▶ **Goal**
Each line of the listing that contains the word "целевых" is to be copied.

▶ **Supplied records**
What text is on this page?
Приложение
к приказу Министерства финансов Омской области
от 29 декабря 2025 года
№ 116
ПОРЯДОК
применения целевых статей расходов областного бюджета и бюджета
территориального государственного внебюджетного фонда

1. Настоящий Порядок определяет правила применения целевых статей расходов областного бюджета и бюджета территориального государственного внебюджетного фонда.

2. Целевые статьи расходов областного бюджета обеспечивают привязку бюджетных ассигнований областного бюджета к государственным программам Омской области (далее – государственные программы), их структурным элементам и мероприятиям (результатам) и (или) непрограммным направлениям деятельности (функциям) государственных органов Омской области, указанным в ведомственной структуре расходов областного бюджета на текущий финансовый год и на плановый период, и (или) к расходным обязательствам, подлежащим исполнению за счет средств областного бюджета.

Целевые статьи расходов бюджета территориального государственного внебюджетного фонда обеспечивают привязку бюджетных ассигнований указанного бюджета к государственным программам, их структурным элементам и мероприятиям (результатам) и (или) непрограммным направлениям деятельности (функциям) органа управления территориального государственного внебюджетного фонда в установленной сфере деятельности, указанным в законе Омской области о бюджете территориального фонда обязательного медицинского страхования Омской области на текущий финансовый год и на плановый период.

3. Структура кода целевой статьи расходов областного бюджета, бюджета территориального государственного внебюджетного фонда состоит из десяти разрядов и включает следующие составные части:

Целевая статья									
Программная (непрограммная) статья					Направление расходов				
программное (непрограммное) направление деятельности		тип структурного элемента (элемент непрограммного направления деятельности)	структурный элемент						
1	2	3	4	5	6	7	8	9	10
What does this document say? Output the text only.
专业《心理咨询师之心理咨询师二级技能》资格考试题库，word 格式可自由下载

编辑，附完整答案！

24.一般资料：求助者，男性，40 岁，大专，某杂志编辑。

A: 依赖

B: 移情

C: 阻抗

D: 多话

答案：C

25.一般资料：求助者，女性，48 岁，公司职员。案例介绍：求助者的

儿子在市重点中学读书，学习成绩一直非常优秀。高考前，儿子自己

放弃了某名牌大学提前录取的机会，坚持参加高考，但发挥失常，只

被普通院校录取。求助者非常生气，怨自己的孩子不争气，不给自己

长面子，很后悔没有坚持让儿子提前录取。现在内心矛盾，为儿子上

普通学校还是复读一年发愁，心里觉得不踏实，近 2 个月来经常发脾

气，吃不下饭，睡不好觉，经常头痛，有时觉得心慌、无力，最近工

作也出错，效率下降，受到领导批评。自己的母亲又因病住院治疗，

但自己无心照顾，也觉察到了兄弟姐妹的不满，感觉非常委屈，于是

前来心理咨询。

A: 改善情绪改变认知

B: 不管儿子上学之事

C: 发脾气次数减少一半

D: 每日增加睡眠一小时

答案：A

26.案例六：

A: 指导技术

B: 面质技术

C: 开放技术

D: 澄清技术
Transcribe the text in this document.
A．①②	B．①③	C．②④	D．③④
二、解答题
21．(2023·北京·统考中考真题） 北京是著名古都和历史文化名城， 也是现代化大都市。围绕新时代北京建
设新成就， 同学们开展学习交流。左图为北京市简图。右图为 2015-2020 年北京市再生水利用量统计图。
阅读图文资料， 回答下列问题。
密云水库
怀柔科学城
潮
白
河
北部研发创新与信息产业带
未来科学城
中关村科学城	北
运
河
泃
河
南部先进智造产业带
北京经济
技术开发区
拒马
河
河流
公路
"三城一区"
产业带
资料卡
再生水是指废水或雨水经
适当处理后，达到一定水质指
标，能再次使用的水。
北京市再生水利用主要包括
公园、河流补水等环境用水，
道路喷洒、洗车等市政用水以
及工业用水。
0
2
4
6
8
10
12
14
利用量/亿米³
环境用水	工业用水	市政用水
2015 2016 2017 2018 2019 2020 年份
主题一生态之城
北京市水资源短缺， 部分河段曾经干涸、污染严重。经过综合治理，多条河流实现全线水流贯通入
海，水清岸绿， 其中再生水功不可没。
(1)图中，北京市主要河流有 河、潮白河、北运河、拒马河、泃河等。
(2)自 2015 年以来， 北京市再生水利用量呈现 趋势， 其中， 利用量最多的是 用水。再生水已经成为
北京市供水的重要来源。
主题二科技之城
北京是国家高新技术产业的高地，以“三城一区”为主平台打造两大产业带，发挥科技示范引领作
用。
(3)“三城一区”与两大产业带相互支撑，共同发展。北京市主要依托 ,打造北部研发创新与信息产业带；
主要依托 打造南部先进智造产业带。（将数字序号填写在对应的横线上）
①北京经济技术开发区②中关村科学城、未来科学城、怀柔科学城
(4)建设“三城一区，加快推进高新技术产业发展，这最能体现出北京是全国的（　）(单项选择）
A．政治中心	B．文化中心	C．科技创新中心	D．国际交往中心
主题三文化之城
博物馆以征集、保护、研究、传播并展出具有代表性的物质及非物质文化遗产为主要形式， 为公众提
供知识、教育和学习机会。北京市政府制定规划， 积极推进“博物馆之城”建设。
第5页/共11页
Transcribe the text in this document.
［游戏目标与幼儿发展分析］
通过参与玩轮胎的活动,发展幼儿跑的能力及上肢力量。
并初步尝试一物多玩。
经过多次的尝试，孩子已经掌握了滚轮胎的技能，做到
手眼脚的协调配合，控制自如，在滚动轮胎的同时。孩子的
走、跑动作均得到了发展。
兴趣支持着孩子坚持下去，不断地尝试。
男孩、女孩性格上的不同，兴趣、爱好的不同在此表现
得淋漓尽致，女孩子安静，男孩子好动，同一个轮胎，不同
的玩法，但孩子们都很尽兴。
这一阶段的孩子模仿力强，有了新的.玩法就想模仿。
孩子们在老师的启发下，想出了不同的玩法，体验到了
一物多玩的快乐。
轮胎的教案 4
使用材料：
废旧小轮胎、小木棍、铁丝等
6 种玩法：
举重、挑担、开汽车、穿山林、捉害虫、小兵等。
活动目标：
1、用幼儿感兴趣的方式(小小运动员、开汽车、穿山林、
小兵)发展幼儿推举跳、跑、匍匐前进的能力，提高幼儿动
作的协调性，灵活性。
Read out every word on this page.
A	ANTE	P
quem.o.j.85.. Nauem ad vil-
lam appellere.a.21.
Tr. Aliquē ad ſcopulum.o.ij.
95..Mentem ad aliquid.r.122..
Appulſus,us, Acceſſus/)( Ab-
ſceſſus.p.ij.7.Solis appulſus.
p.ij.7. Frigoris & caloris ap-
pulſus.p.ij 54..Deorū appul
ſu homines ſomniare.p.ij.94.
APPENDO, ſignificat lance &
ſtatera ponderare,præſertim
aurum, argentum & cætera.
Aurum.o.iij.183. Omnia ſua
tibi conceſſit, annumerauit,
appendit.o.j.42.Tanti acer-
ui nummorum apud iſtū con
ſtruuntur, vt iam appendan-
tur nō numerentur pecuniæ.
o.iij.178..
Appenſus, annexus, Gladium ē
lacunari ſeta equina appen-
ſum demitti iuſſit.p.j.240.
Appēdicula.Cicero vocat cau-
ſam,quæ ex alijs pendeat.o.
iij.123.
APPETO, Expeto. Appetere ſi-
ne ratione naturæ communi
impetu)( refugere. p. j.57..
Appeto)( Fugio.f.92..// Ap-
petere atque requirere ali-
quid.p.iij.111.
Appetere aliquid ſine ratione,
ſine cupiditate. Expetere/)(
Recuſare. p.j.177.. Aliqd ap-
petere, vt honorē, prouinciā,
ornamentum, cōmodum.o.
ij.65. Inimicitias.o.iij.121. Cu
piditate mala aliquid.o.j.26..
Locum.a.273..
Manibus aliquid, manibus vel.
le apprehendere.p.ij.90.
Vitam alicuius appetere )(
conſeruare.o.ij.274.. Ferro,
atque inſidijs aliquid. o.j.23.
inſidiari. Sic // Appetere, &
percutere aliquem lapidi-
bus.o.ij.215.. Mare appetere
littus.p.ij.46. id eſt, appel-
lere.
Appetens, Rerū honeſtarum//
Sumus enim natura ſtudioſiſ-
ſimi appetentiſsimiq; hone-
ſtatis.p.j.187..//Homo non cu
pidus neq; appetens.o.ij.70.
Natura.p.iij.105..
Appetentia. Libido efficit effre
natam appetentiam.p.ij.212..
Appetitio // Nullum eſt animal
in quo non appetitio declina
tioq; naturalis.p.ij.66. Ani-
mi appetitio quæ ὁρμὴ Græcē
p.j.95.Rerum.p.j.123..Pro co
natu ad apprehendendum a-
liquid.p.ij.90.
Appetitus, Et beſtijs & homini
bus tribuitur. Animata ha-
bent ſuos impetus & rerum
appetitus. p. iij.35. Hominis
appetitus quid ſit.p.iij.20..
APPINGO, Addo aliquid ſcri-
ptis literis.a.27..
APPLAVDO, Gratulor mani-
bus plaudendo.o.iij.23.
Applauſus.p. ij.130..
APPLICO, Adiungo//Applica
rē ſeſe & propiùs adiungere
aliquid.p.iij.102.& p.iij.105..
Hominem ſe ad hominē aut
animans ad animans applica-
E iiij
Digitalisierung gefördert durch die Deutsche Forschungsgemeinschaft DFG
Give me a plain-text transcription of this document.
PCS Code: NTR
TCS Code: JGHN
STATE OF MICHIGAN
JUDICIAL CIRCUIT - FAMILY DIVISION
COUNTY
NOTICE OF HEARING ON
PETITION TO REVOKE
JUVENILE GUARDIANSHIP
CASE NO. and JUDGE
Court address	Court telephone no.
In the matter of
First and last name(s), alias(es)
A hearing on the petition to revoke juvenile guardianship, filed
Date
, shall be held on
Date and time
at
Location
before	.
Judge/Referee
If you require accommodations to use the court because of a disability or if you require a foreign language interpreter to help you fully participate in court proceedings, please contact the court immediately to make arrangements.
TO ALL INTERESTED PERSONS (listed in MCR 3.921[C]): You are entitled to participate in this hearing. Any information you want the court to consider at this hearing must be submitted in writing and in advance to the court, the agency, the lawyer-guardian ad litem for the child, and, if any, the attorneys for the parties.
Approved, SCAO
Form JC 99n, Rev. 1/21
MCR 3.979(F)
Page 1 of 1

▶ **Complete answer**
применения целевых статей расходов областного бюджета и бюджета
1. Настоящий Порядок определяет правила применения целевых статей расходов областного бюджета и бюджета территориального государственного внебюджетного фонда.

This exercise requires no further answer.